[Exercise aim]
Only a number is expected: how many lines in the data below contain the word "xlabel".

Dataset rows:
________________________________________
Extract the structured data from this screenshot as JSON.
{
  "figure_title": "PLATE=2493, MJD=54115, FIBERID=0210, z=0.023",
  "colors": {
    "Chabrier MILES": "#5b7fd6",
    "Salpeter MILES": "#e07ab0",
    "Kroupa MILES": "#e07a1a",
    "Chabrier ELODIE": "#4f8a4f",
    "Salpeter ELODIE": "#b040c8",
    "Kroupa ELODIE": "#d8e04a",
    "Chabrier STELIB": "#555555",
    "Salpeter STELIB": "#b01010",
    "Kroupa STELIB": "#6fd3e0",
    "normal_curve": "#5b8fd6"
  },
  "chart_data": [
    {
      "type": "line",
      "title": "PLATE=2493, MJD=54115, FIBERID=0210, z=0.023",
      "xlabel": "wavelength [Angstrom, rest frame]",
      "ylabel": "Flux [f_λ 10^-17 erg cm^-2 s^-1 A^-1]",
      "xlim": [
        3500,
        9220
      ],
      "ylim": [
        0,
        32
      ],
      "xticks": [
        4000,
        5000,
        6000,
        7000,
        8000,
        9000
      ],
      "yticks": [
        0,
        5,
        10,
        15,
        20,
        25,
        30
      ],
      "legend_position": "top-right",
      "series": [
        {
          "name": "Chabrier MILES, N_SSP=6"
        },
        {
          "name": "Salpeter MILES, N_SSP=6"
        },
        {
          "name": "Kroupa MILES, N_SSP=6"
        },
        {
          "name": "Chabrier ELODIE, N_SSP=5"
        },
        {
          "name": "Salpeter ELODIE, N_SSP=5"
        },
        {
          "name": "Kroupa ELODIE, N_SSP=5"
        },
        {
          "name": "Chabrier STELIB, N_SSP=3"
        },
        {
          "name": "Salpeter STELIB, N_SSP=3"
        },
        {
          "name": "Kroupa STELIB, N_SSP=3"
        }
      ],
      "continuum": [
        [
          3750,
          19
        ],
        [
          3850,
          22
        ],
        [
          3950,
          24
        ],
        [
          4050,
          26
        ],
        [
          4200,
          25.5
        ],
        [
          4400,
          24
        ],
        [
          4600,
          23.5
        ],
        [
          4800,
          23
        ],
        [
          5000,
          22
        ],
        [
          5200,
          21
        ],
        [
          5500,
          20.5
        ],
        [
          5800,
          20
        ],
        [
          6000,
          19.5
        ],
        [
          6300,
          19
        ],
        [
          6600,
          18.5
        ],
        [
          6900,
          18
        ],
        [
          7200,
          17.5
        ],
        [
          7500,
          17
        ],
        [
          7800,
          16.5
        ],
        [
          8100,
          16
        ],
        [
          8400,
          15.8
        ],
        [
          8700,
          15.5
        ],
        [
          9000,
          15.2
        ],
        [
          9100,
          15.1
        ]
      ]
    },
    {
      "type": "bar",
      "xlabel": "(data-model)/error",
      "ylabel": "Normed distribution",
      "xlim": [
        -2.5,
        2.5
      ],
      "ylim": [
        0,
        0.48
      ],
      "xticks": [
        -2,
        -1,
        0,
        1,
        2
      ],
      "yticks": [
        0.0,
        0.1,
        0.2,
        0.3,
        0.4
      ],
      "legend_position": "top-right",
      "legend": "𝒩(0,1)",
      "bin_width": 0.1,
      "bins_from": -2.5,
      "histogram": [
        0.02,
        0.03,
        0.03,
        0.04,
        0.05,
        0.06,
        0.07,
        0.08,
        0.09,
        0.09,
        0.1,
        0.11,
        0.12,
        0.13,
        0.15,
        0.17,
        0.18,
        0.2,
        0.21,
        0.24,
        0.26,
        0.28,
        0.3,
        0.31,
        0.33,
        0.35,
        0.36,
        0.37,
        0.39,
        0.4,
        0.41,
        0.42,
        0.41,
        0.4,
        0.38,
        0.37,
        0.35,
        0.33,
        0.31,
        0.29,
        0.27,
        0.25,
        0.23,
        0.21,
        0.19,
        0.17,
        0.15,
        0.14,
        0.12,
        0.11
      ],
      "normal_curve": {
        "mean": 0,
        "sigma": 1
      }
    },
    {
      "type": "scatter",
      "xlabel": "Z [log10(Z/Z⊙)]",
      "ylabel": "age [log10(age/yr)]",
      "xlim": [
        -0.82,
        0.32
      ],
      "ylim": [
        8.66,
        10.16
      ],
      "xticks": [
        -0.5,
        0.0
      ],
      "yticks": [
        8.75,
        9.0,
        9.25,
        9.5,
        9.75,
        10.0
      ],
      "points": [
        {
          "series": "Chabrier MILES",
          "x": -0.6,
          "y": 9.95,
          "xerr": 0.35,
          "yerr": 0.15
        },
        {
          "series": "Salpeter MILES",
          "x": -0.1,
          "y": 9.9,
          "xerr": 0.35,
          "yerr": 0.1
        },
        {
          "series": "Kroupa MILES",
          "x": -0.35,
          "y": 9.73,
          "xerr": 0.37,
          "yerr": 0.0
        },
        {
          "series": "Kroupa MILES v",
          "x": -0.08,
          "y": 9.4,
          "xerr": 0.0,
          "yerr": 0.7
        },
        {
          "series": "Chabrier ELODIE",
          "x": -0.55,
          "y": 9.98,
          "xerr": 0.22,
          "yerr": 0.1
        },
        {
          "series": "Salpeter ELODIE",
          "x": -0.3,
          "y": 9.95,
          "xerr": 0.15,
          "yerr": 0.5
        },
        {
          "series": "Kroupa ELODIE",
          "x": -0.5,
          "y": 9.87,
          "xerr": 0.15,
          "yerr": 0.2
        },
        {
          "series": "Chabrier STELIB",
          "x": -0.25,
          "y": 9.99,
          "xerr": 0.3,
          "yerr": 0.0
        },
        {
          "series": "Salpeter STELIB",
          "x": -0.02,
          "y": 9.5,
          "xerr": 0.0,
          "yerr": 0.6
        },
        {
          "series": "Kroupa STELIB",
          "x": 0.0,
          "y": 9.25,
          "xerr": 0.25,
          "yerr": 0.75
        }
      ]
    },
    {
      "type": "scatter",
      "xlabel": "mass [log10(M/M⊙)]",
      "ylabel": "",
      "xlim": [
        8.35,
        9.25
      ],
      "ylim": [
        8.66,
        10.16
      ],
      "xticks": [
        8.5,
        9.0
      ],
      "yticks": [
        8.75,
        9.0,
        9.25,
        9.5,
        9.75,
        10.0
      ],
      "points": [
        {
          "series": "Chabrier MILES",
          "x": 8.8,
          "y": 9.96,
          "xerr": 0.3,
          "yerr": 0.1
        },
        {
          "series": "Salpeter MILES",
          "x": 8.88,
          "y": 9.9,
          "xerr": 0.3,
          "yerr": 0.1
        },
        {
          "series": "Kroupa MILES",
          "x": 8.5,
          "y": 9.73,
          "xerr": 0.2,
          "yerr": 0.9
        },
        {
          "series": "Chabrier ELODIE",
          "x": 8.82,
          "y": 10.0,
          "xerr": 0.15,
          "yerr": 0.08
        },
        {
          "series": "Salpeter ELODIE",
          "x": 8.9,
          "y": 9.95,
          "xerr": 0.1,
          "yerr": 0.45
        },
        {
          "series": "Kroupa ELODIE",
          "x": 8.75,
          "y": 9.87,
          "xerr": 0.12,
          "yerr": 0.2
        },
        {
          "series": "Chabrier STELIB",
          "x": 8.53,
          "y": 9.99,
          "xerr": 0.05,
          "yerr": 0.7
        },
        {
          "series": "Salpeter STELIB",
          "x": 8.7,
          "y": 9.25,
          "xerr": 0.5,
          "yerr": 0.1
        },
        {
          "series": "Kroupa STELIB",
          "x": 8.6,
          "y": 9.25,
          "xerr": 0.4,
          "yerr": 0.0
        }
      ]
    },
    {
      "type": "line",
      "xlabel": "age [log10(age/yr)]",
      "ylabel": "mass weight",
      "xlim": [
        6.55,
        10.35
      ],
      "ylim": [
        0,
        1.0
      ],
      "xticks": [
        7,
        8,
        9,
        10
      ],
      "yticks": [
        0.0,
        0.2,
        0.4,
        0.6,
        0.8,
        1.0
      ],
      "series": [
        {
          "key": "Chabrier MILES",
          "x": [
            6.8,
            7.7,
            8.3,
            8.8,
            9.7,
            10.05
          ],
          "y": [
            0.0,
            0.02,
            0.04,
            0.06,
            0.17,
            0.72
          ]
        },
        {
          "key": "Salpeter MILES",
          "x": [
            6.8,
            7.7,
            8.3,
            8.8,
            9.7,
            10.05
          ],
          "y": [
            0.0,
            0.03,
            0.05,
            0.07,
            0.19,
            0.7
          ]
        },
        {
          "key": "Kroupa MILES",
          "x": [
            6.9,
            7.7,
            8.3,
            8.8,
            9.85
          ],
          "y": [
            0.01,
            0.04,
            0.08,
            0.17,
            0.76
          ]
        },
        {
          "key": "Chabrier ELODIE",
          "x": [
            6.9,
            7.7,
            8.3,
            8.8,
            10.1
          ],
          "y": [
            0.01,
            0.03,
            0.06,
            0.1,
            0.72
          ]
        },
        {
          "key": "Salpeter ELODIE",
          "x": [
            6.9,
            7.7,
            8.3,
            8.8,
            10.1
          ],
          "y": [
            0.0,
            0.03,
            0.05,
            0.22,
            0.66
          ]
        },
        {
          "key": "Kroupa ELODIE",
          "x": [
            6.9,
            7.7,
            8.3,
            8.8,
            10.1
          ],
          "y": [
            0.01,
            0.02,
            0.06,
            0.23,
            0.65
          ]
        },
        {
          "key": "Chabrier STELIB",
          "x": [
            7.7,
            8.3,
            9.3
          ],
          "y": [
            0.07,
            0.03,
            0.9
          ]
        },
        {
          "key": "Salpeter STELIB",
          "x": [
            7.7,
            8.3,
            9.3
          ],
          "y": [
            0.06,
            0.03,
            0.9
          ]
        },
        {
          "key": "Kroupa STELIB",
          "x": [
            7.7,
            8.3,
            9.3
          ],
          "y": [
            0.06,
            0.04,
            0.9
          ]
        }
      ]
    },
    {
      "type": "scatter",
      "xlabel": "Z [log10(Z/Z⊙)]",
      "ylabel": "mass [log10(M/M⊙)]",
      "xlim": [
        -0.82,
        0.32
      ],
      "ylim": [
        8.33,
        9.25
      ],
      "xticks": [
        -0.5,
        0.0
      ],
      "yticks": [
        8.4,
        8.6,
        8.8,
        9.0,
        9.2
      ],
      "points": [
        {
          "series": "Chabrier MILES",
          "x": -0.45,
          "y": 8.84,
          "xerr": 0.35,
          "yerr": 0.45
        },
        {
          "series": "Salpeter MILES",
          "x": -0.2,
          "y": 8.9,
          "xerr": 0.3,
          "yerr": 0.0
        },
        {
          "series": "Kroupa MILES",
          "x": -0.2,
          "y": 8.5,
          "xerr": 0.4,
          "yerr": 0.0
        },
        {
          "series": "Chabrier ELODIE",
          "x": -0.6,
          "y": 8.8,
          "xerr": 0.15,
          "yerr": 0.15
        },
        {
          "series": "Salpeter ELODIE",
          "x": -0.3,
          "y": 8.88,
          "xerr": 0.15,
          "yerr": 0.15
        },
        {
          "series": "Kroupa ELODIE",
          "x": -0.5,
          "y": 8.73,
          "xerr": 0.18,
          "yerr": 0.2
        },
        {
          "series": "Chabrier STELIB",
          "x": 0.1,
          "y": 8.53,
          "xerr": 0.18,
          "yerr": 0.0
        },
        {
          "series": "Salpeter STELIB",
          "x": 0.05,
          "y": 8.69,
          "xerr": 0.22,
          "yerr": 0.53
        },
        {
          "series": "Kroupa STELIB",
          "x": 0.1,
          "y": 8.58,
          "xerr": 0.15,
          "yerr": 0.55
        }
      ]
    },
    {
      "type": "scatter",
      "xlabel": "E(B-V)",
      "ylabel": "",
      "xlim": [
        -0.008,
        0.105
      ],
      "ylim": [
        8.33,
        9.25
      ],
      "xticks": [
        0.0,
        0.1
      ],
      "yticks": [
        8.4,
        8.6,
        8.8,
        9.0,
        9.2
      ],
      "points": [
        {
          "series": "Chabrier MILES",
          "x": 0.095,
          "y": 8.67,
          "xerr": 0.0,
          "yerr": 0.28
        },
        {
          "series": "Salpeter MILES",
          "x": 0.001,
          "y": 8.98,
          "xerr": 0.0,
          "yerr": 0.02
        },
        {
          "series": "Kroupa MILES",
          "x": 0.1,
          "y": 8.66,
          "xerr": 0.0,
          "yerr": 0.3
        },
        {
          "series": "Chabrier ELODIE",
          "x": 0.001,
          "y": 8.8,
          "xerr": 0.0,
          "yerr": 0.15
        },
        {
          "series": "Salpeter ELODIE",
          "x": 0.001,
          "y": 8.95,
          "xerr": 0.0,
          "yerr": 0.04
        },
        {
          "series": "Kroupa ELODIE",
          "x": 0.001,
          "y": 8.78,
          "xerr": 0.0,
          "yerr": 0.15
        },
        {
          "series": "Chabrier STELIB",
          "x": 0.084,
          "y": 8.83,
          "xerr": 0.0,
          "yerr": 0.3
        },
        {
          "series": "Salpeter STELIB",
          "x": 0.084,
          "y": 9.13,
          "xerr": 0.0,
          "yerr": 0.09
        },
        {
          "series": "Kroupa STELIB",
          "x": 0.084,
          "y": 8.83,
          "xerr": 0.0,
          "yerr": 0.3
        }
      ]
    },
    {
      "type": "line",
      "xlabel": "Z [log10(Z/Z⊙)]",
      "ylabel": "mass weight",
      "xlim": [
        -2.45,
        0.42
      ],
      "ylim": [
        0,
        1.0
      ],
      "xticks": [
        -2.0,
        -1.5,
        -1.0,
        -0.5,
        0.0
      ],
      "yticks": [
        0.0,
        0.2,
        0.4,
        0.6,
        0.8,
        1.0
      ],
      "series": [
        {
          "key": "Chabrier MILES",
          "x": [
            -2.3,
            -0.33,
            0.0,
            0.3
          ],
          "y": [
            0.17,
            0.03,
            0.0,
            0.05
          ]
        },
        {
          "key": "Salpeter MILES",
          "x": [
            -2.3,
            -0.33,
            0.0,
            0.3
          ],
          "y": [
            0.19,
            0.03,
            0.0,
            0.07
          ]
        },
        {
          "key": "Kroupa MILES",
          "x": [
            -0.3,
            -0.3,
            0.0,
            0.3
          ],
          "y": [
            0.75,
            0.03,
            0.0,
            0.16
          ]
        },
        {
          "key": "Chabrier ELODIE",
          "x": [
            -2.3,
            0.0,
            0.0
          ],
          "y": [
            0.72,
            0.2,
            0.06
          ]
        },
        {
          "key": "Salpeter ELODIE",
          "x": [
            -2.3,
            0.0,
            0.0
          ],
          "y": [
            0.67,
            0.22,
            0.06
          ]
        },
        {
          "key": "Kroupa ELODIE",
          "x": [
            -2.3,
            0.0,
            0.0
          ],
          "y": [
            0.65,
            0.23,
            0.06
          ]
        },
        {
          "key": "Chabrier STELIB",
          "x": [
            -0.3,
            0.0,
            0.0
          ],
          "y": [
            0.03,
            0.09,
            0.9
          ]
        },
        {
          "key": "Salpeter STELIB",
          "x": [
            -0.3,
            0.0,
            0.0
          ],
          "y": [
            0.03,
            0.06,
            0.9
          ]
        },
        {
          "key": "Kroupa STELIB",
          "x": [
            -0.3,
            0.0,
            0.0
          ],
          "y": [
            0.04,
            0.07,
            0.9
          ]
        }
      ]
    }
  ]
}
________________________________________
[Correct result]
8